# Dataset:
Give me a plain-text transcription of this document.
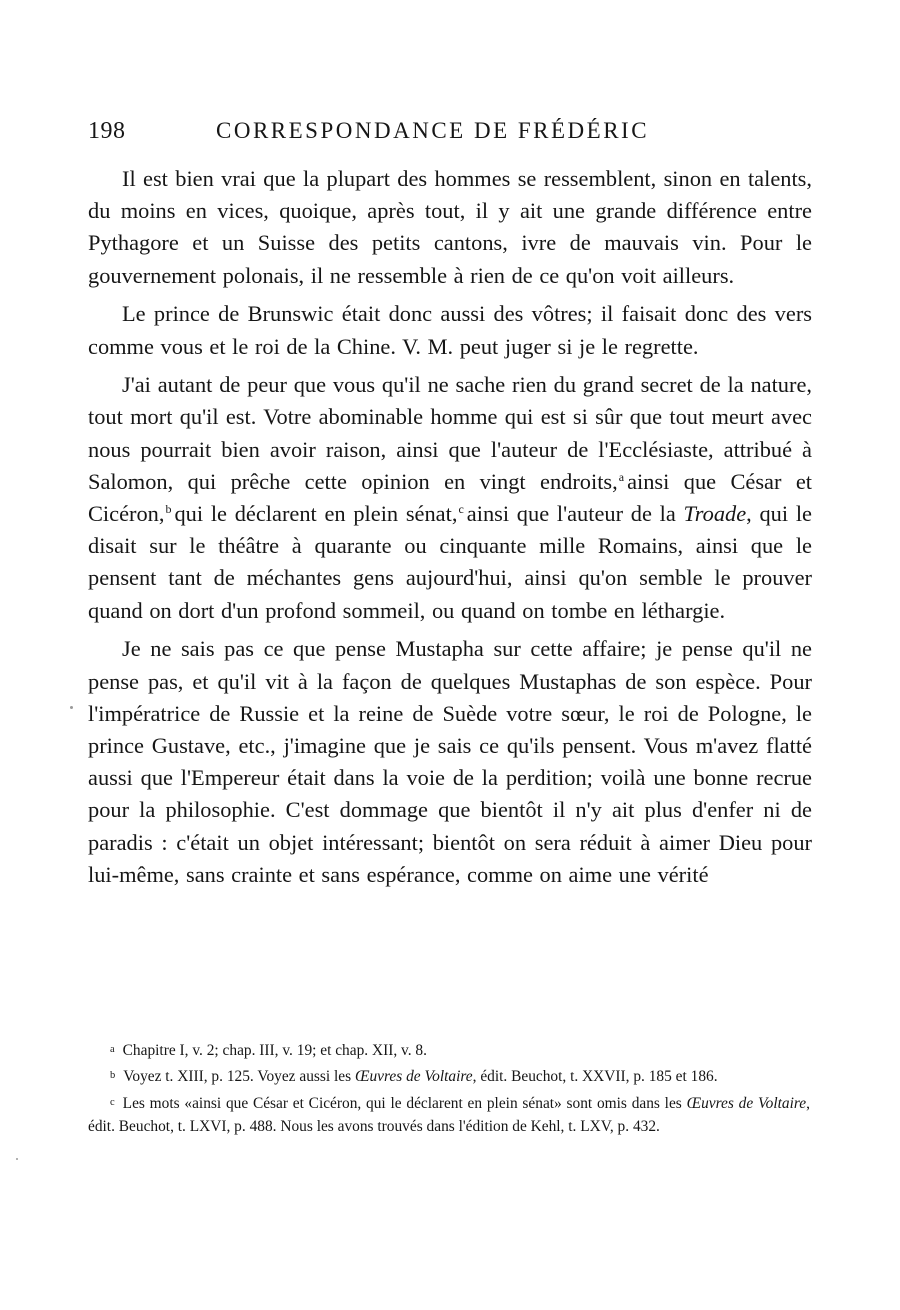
198	CORRESPONDANCE DE FRÉDÉRIC

Il est bien vrai que la plupart des hommes se ressemblent, sinon en talents, du moins en vices, quoique, après tout, il y ait une grande différence entre Pythagore et un Suisse des petits cantons, ivre de mauvais vin. Pour le gouvernement polonais, il ne ressemble à rien de ce qu'on voit ailleurs.

Le prince de Brunswic était donc aussi des vôtres; il faisait donc des vers comme vous et le roi de la Chine. V. M. peut juger si je le regrette.

J'ai autant de peur que vous qu'il ne sache rien du grand secret de la nature, tout mort qu'il est. Votre abominable homme qui est si sûr que tout meurt avec nous pourrait bien avoir raison, ainsi que l'auteur de l'Ecclésiaste, attribué à Salomon, qui prêche cette opinion en vingt endroits,$^a$ ainsi que César et Cicéron,$^b$ qui le déclarent en plein sénat,$^c$ ainsi que l'auteur de la Troade, qui le disait sur le théâtre à quarante ou cinquante mille Romains, ainsi que le pensent tant de méchantes gens aujourd'hui, ainsi qu'on semble le prouver quand on dort d'un profond sommeil, ou quand on tombe en léthargie.

Je ne sais pas ce que pense Mustapha sur cette affaire; je pense qu'il ne pense pas, et qu'il vit à la façon de quelques Mustaphas de son espèce. Pour l'impératrice de Russie et la reine de Suède votre sœur, le roi de Pologne, le prince Gustave, etc., j'imagine que je sais ce qu'ils pensent. Vous m'avez flatté aussi que l'Empereur était dans la voie de la perdition; voilà une bonne recrue pour la philosophie. C'est dommage que bientôt il n'y ait plus d'enfer ni de paradis : c'était un objet intéressant; bientôt on sera réduit à aimer Dieu pour lui-même, sans crainte et sans espérance, comme on aime une vérité

a Chapitre I, v. 2; chap. III, v. 19; et chap. XII, v. 8.
b Voyez t. XIII, p. 125. Voyez aussi les Œuvres de Voltaire, édit. Beuchot, t. XXVII, p. 185 et 186.
c Les mots «ainsi que César et Cicéron, qui le déclarent en plein sénat» sont omis dans les Œuvres de Voltaire, édit. Beuchot, t. LXVI, p. 488. Nous les avons trouvés dans l'édition de Kehl, t. LXV, p. 432.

# Task goal:
Pictures excluded, quote all the data above exactly.

# Exercise answer:
Give me a plain-text transcription of this document.
198	CORRESPONDANCE DE FRÉDÉRIC

Il est bien vrai que la plupart des hommes se ressemblent, sinon en talents, du moins en vices, quoique, après tout, il y ait une grande différence entre Pythagore et un Suisse des petits cantons, ivre de mauvais vin. Pour le gouvernement polonais, il ne ressemble à rien de ce qu'on voit ailleurs.

Le prince de Brunswic était donc aussi des vôtres; il faisait donc des vers comme vous et le roi de la Chine. V. M. peut juger si je le regrette.

J'ai autant de peur que vous qu'il ne sache rien du grand secret de la nature, tout mort qu'il est. Votre abominable homme qui est si sûr que tout meurt avec nous pourrait bien avoir raison, ainsi que l'auteur de l'Ecclésiaste, attribué à Salomon, qui prêche cette opinion en vingt endroits,$^a$ ainsi que César et Cicéron,$^b$ qui le déclarent en plein sénat,$^c$ ainsi que l'auteur de la Troade, qui le disait sur le théâtre à quarante ou cinquante mille Romains, ainsi que le pensent tant de méchantes gens aujourd'hui, ainsi qu'on semble le prouver quand on dort d'un profond sommeil, ou quand on tombe en léthargie.

Je ne sais pas ce que pense Mustapha sur cette affaire; je pense qu'il ne pense pas, et qu'il vit à la façon de quelques Mustaphas de son espèce. Pour l'impératrice de Russie et la reine de Suède votre sœur, le roi de Pologne, le prince Gustave, etc., j'imagine que je sais ce qu'ils pensent. Vous m'avez flatté aussi que l'Empereur était dans la voie de la perdition; voilà une bonne recrue pour la philosophie. C'est dommage que bientôt il n'y ait plus d'enfer ni de paradis : c'était un objet intéressant; bientôt on sera réduit à aimer Dieu pour lui-même, sans crainte et sans espérance, comme on aime une vérité

a Chapitre I, v. 2; chap. III, v. 19; et chap. XII, v. 8.
b Voyez t. XIII, p. 125. Voyez aussi les Œuvres de Voltaire, édit. Beuchot, t. XXVII, p. 185 et 186.
c Les mots «ainsi que César et Cicéron, qui le déclarent en plein sénat» sont omis dans les Œuvres de Voltaire, édit. Beuchot, t. LXVI, p. 488. Nous les avons trouvés dans l'édition de Kehl, t. LXV, p. 432.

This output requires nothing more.